**Problem requirements**
Gather, from the data below, each line in which the word "ylabel" occurs.

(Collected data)
▼

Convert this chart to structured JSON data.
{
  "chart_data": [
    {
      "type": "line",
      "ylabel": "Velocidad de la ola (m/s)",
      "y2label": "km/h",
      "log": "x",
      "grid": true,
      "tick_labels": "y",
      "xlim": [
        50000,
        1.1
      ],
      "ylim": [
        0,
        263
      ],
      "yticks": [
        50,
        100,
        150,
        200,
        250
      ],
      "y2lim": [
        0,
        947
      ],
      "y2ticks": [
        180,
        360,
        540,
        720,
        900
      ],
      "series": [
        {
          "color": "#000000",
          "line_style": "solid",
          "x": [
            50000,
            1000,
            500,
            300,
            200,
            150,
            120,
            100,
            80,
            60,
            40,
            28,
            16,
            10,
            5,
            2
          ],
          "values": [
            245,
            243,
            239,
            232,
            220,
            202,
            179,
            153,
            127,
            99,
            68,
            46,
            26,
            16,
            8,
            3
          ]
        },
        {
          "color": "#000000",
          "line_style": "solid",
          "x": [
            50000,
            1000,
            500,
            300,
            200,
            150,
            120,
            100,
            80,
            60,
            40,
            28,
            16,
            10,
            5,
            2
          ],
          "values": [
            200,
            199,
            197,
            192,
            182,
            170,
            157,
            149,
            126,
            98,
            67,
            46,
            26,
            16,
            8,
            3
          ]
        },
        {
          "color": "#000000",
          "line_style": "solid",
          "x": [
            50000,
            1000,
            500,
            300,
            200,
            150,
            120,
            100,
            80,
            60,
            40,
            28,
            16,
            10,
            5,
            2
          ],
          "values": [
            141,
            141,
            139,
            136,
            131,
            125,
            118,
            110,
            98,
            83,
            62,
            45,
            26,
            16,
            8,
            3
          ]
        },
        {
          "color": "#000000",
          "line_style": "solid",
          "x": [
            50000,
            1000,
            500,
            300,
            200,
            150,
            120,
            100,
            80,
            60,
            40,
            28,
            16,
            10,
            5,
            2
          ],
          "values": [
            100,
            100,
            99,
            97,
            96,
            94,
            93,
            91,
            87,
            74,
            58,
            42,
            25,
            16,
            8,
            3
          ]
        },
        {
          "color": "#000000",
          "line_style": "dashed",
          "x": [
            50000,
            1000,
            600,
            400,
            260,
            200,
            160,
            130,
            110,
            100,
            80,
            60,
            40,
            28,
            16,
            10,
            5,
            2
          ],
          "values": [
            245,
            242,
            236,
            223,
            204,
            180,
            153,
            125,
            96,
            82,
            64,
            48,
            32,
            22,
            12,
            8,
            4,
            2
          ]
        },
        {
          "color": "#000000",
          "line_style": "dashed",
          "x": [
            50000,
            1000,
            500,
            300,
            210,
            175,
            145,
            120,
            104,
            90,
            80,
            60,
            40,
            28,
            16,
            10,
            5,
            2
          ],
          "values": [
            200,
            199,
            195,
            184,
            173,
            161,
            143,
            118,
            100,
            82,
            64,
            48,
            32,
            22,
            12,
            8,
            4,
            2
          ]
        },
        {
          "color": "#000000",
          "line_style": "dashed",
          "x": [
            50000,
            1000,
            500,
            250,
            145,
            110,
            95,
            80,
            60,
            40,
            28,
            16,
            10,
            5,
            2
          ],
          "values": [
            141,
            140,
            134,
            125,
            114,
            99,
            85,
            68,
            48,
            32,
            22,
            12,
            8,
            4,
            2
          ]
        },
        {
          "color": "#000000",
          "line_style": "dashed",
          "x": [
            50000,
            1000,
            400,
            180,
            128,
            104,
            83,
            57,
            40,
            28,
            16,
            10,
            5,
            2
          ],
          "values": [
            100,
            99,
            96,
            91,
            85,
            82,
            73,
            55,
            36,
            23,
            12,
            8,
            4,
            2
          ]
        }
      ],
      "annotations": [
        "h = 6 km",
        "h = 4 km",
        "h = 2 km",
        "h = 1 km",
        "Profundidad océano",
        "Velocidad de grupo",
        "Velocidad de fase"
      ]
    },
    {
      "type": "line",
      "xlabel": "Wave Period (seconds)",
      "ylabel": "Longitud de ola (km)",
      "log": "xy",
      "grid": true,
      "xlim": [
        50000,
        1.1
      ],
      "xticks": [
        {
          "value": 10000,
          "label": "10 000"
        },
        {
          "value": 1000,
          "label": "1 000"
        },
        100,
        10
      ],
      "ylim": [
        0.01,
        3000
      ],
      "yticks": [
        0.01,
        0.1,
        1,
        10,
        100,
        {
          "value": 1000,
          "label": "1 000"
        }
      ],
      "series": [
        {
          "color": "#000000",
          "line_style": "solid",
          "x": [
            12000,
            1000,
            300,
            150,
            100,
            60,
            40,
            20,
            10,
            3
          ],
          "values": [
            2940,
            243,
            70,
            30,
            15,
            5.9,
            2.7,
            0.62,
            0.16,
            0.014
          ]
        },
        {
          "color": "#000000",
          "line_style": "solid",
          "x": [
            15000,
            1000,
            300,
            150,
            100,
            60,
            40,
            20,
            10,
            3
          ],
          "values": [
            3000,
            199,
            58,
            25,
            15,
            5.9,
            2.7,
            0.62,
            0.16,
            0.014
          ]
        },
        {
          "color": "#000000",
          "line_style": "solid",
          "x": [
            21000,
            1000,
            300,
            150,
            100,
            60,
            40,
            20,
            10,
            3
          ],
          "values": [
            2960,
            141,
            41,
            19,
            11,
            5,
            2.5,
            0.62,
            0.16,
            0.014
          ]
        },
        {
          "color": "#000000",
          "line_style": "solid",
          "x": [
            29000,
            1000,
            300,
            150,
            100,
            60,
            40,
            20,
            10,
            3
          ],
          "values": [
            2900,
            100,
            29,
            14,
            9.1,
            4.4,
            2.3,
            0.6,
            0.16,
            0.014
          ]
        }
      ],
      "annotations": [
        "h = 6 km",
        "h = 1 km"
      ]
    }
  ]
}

▲

**Result of the exercise**
      "ylabel": "Velocidad de la ola (m/s)",
      "ylabel": "Longitud de ola (km)",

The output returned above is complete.